## SHORT EXERCISE:
All of the entries must be reproduced exactly, with no images carried over.

## SUPPLIED RECORDS:

+ + + + +

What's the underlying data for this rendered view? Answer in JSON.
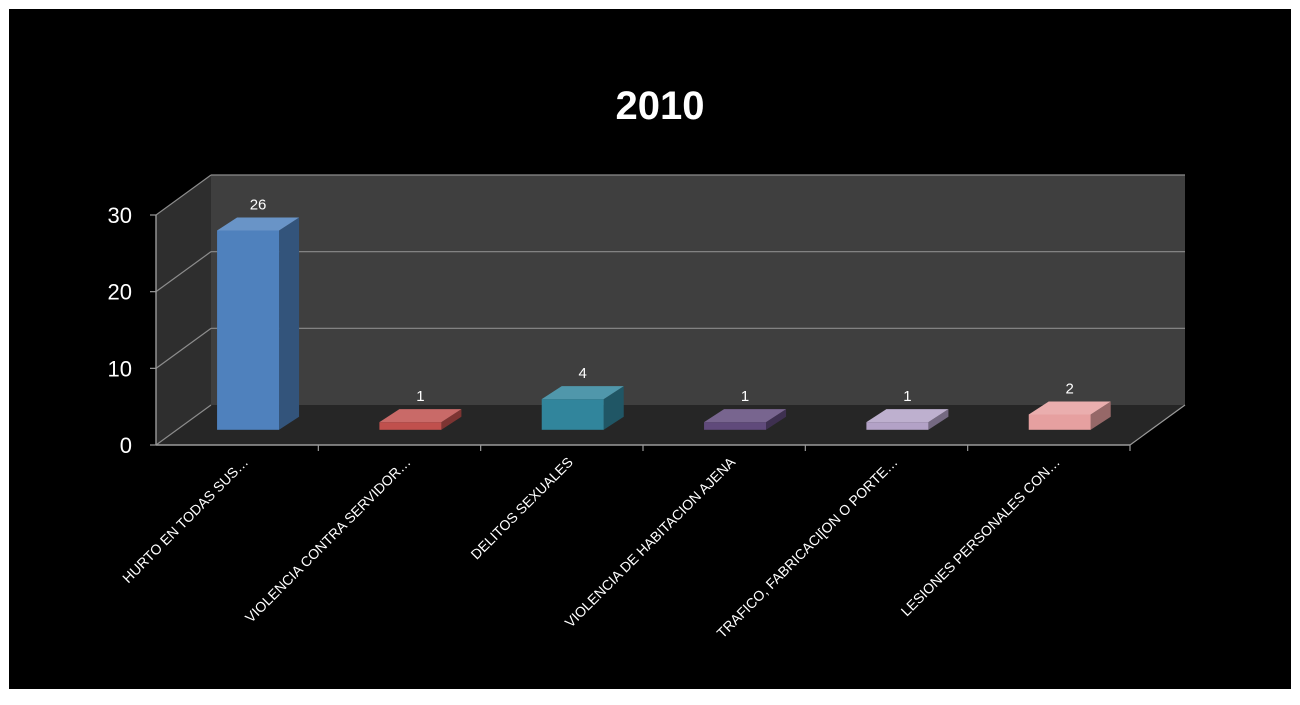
{
  "chart_data": {
    "type": "bar",
    "title": "2010",
    "categories": [
      "HURTO EN TODAS SUS…",
      "VIOLENCIA CONTRA SERVIDOR…",
      "DELITOS SEXUALES",
      "VIOLENCIA DE HABITACION AJENA",
      "TRAFICO, FABRICACI[ON O PORTE…",
      "LESIONES PERSONALES CON…"
    ],
    "values": [
      26,
      1,
      4,
      1,
      1,
      2
    ],
    "data_labels": [
      "26",
      "1",
      "4",
      "1",
      "1",
      "2"
    ],
    "yticks": [
      0,
      10,
      20,
      30
    ],
    "ylim": [
      0,
      30
    ],
    "grid": true,
    "legend": "none",
    "style": "3d-column",
    "colors": [
      "#4f81bd",
      "#c0504d",
      "#31859c",
      "#604a7b",
      "#b3a2c7",
      "#e6a0a0"
    ],
    "background": "#000000",
    "wall_color": "#3f3f3f",
    "floor_color": "#262626",
    "text_color": "#ffffff"
  }
}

+ + + + +

## TASK RESPONSE:
What's the underlying data for this rendered view? Answer in JSON.
{
  "chart_data": {
    "type": "bar",
    "title": "2010",
    "categories": [
      "HURTO EN TODAS SUS…",
      "VIOLENCIA CONTRA SERVIDOR…",
      "DELITOS SEXUALES",
      "VIOLENCIA DE HABITACION AJENA",
      "TRAFICO, FABRICACI[ON O PORTE…",
      "LESIONES PERSONALES CON…"
    ],
    "values": [
      26,
      1,
      4,
      1,
      1,
      2
    ],
    "data_labels": [
      "26",
      "1",
      "4",
      "1",
      "1",
      "2"
    ],
    "yticks": [
      0,
      10,
      20,
      30
    ],
    "ylim": [
      0,
      30
    ],
    "grid": true,
    "legend": "none",
    "style": "3d-column",
    "colors": [
      "#4f81bd",
      "#c0504d",
      "#31859c",
      "#604a7b",
      "#b3a2c7",
      "#e6a0a0"
    ],
    "background": "#000000",
    "wall_color": "#3f3f3f",
    "floor_color": "#262626",
    "text_color": "#ffffff"
  }
}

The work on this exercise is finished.